### STATED GOAL
Look through the data below. Show each line where the string "this" occurs.

### GIVEN RECORDS

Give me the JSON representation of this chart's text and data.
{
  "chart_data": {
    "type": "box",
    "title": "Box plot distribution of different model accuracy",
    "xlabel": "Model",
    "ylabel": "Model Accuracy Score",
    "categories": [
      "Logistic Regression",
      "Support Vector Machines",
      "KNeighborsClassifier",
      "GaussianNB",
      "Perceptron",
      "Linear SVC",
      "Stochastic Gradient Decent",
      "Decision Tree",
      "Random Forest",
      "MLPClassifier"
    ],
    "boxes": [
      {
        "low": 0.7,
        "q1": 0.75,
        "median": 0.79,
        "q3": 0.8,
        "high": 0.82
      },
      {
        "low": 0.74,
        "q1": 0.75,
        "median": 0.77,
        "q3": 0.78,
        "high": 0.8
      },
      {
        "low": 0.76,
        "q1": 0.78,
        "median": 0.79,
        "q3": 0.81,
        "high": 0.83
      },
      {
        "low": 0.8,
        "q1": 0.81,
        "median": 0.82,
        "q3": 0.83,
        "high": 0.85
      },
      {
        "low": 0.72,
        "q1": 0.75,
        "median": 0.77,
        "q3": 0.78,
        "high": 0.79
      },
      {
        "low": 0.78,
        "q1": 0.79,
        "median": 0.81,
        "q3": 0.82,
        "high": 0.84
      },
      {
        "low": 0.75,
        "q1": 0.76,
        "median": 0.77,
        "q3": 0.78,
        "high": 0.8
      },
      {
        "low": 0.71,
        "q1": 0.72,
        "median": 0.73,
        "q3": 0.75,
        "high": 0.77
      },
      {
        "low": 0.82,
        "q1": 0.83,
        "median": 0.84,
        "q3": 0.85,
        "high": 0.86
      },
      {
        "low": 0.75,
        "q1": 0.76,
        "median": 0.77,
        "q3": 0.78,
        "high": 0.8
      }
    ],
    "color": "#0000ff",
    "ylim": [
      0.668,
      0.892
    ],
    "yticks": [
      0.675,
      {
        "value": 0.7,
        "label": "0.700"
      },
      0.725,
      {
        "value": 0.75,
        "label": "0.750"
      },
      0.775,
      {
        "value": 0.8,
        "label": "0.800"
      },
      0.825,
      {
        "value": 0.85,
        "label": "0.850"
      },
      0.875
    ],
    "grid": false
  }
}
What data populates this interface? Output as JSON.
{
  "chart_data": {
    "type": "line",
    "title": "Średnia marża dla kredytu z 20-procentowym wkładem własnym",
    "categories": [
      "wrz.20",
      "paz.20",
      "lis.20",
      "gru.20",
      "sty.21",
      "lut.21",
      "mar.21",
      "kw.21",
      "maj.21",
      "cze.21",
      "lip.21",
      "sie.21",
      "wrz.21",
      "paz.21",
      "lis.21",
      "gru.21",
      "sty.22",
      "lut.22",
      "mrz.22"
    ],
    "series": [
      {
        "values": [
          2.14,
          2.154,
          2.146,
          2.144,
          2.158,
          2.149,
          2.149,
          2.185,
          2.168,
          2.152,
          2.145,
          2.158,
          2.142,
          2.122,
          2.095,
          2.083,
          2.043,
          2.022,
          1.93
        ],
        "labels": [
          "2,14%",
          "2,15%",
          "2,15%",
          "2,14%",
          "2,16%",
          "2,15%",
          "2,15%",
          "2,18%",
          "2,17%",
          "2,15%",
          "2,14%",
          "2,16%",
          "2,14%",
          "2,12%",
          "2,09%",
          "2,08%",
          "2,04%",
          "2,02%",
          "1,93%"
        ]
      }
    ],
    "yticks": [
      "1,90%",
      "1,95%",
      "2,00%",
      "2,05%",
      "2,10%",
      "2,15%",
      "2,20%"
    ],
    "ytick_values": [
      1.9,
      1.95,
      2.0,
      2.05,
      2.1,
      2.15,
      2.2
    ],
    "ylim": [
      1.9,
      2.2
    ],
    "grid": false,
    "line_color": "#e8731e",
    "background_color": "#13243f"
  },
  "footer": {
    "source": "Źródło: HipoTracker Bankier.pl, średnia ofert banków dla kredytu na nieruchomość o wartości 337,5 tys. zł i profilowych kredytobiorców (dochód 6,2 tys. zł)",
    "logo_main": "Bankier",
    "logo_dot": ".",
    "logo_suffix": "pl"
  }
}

### EXPECTED ANSWER
Give me the JSON representation of this chart's text and data.
What data populates this interface? Output as JSON.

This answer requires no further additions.